__Arahan Singkat A__: Cetak ulang baris-baris dalam daftar tanpa perubahan apa pun, mulai dari baris yang memuat "bluetooth-icon [389, 5, 397, 19]" hingga baris yang memuat "stat-label: 余额 [64, 274, 95, 292]", termasuk kedua baris tersebut.

__Bacaan Tersedia__:
★ ★ ★ ★ ★ ★ ★

GARDAJATIM.COM: Sejumlah warga masyarakat desa Cokrokembang, Kecamatan Ngadirojo, Pacitan, menuntut pertanggungjawaban PT. Gemilang Limpah Internusa (GLI).
Tuntutan ini hadir lantaran warga mengalami sejumlah dampak negatif akibat aktivitas pertambangan tembaga yang mencemari lingkungan hidup masyarakat.
Meskipun kegiatan pertambangan sudah dihentikan sejak bulan Juli 2024 lalu, tetapi dampak negatifnya masih sangat dirasakan oleh warga masyarakat, terutama warga yang berada di sekitar bantaran sungai yang tercemar.
Berdasarkan informasi, penutupan itu berawal ketika masyarakat mengeluhkan adanya dampak terhadap lingkungan, kemudian melakukan audiensi dengan pemerintah daerah dan pihak-pihak terkait.
Dengan adanya bukti-bukti hasil laboratorium dan lain sebagainya, akhirnya diputuskan pertambangan itu di tutup sementara.
Dampak negatif akibat limbah pertambangan tersebut di antaranya, merusak sawah lahan pertanian warga, mencemari irigasi pertanian dan mencemari sumur sumber air bersih warga sekitar bantaran sungai.
Bahkan semenjak adanya pertambangan tersebut, para petani yang lahannya terkontaminasi limbah tambang tidak bisa diolah.
"Semenjak terkena limbah ini, lahan-lahan disini tidak bisa digarap. Kalaupun di tanami, pasti tidak akan panen, rumput saja tidak semua bisa tumbuh disini," kata salah satu petani yang enggan disebutkan namanya kepada media.
Tidak sampai disitu, akibat lain dari limbah pertambangan tersebut juga mencemari air sungai.
Tambak ikan di sekitar bantaran sungai juga tidak bisa hidup, bahkan ikan-ikan sungai pun semua mati akibat limbah tersebut.
Sementara itu, menurut Tumarno salah satu tokoh masyarakat sekitar menjelaskan, bahwa warga sudah bosan karena keluhan-keluhan warga selama ini tidak kunjung mendapatkan solusi.
"Sebenarnya, segala hal yang kaitannya dengan pencemaran lingkungan akibat limbah ini sudah sering dibicarakan dalam berbagai kelompok masyarakat, seperti kelompok tani, dan kelompok masyarakat lainnya, tetapi sampai sekarang belum ada solusinya," terang Tumarno kepada media.

★ ★ ★ ★ ★ ★ ★

__Entri data tersimpan__:
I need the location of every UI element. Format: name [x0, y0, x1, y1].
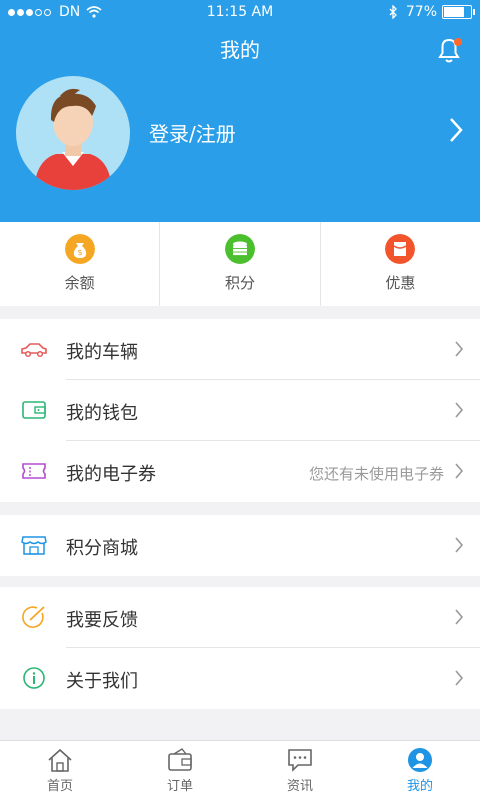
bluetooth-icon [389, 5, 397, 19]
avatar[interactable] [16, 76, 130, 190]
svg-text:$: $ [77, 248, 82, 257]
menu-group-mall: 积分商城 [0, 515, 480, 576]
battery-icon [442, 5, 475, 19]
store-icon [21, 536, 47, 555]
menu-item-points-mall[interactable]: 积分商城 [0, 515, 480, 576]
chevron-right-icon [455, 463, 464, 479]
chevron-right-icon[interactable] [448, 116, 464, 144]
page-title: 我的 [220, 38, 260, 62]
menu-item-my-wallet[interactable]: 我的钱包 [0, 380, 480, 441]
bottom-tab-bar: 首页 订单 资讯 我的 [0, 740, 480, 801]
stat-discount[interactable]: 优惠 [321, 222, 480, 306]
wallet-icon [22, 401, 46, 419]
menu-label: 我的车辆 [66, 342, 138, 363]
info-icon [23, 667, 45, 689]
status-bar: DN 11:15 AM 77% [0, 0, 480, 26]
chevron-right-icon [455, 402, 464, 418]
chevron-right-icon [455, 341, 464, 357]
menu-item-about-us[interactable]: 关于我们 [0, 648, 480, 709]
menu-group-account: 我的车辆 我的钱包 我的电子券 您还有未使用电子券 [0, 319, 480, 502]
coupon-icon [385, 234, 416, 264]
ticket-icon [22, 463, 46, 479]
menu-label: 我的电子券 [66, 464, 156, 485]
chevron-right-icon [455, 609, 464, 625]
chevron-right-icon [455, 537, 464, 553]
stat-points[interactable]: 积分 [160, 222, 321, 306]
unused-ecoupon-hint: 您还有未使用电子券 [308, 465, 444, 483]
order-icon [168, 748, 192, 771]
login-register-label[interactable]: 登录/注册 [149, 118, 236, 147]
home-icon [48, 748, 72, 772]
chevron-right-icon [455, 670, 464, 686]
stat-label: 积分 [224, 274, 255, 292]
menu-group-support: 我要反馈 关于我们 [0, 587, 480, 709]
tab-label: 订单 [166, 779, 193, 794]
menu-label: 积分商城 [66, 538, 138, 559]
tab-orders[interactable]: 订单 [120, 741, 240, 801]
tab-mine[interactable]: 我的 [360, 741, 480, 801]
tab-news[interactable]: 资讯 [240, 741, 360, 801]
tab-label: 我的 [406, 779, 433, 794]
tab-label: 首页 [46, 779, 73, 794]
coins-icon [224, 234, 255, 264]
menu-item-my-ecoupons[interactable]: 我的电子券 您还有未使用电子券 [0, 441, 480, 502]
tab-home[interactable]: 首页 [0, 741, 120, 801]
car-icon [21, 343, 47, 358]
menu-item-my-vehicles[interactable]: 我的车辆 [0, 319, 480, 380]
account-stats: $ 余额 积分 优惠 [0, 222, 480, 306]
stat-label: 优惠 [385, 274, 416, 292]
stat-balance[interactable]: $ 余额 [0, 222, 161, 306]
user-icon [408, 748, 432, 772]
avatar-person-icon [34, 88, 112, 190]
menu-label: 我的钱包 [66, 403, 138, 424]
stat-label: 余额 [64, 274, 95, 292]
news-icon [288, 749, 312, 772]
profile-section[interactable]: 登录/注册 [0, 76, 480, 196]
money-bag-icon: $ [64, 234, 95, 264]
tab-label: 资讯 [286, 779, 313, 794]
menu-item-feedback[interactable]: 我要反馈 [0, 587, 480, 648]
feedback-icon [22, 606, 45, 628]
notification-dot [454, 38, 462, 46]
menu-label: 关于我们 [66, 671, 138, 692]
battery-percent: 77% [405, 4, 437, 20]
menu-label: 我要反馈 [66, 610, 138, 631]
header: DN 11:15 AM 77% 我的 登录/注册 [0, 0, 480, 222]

★ ★ ★ ★ ★ ★ ★

__Arahan Singkat B__: Menurut bacaan tentang pencemaran tambang tembaga di Pacitan, sejak kapan kegiatan pertambangan itu dihentikan?

__Jawaban Lengkap A__:
bluetooth-icon [389, 5, 397, 19]
avatar[interactable] [16, 76, 130, 190]
svg-text:$: $ [77, 248, 82, 257]
menu-group-mall: 积分商城 [0, 515, 480, 576]
battery-icon [442, 5, 475, 19]
store-icon [21, 536, 47, 555]
menu-item-points-mall[interactable]: 积分商城 [0, 515, 480, 576]
chevron-right-icon [455, 463, 464, 479]
chevron-right-icon[interactable] [448, 116, 464, 144]
page-title: 我的 [220, 38, 260, 62]
menu-item-my-wallet[interactable]: 我的钱包 [0, 380, 480, 441]
bottom-tab-bar: 首页 订单 资讯 我的 [0, 740, 480, 801]
stat-discount[interactable]: 优惠 [321, 222, 480, 306]
wallet-icon [22, 401, 46, 419]
menu-label: 我的车辆 [66, 342, 138, 363]
info-icon [23, 667, 45, 689]
status-bar: DN 11:15 AM 77% [0, 0, 480, 26]
chevron-right-icon [455, 402, 464, 418]
chevron-right-icon [455, 341, 464, 357]
menu-item-about-us[interactable]: 关于我们 [0, 648, 480, 709]
menu-group-account: 我的车辆 我的钱包 我的电子券 您还有未使用电子券 [0, 319, 480, 502]
coupon-icon [385, 234, 416, 264]
ticket-icon [22, 463, 46, 479]
menu-label: 我的电子券 [66, 464, 156, 485]
chevron-right-icon [455, 609, 464, 625]
chevron-right-icon [455, 537, 464, 553]
stat-points[interactable]: 积分 [160, 222, 321, 306]
unused-ecoupon-hint: 您还有未使用电子券 [308, 465, 444, 483]
order-icon [168, 748, 192, 771]
login-register-label[interactable]: 登录/注册 [149, 118, 236, 147]
home-icon [48, 748, 72, 772]
chevron-right-icon [455, 670, 464, 686]
stat-label: 积分 [224, 274, 255, 292]
menu-group-support: 我要反馈 关于我们 [0, 587, 480, 709]
tab-label: 订单 [166, 779, 193, 794]
menu-label: 积分商城 [66, 538, 138, 559]
tab-orders[interactable]: 订单 [120, 741, 240, 801]
tab-mine[interactable]: 我的 [360, 741, 480, 801]
tab-news[interactable]: 资讯 [240, 741, 360, 801]
tab-label: 我的 [406, 779, 433, 794]
tab-label: 首页 [46, 779, 73, 794]
coins-icon [224, 234, 255, 264]
menu-item-my-ecoupons[interactable]: 我的电子券 您还有未使用电子券 [0, 441, 480, 502]
tab-home[interactable]: 首页 [0, 741, 120, 801]
car-icon [21, 343, 47, 358]
menu-item-my-vehicles[interactable]: 我的车辆 [0, 319, 480, 380]
account-stats: $ 余额 积分 优惠 [0, 222, 480, 306]
stat-label: 优惠 [385, 274, 416, 292]
stat-balance[interactable]: $ 余额 [0, 222, 161, 306]
user-icon [408, 748, 432, 772]
avatar-person-icon [34, 88, 112, 190]
menu-label: 我的钱包 [66, 403, 138, 424]
stat-label: 余额 [64, 274, 95, 292]

__Jawaban Lengkap B__: Kegiatan pertambangan itu dihentikan sejak bulan Juli 2024.